## [DIRECTIONS FOR THIS TASK]
Seek out every line containing the word "Прочитай", and copy each.

## [RECORDS SHOWN]
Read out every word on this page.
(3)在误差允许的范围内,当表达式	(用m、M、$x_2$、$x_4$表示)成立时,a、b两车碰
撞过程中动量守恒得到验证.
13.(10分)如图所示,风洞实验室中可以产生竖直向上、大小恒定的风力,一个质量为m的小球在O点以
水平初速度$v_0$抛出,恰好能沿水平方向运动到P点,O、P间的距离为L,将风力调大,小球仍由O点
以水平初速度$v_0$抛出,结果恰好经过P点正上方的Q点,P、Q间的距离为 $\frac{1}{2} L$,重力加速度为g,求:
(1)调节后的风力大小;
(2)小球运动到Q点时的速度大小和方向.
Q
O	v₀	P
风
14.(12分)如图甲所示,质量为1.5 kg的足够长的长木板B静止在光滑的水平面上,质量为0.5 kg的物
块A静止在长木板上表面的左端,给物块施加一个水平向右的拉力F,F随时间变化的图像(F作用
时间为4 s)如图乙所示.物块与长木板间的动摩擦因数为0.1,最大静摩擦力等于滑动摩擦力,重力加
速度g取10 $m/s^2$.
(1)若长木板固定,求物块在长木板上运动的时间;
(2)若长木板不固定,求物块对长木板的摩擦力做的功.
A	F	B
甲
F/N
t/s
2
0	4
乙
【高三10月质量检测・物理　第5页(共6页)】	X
--
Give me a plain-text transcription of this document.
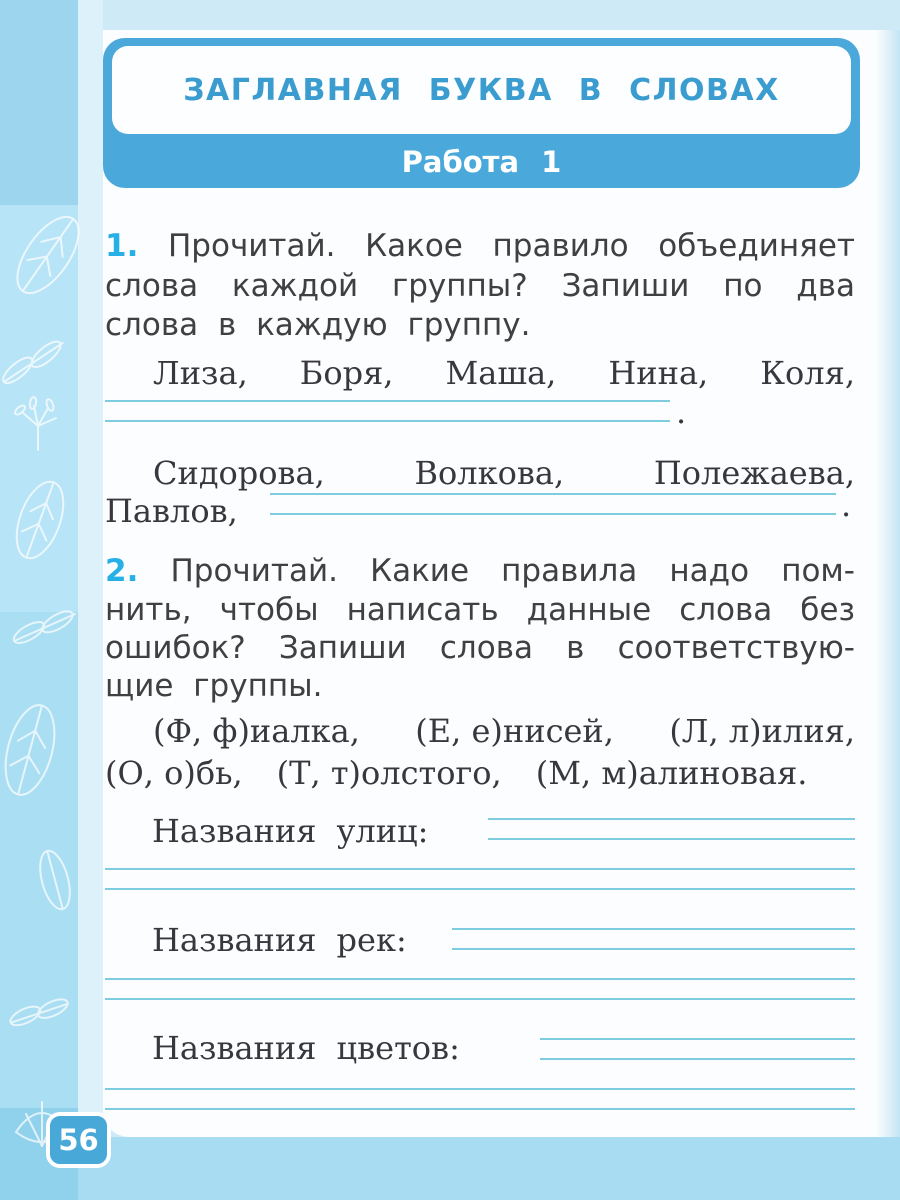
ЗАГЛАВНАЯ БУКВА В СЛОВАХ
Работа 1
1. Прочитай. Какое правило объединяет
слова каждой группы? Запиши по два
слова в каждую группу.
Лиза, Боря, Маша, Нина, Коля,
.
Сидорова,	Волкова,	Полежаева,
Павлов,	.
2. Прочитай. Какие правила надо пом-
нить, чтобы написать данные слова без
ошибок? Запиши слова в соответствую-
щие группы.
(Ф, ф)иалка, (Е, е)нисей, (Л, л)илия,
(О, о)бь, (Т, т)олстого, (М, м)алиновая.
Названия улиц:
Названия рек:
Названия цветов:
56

## [TASK ANSWER]
1. Прочитай. Какое правило объединяет
2. Прочитай. Какие правила надо пом-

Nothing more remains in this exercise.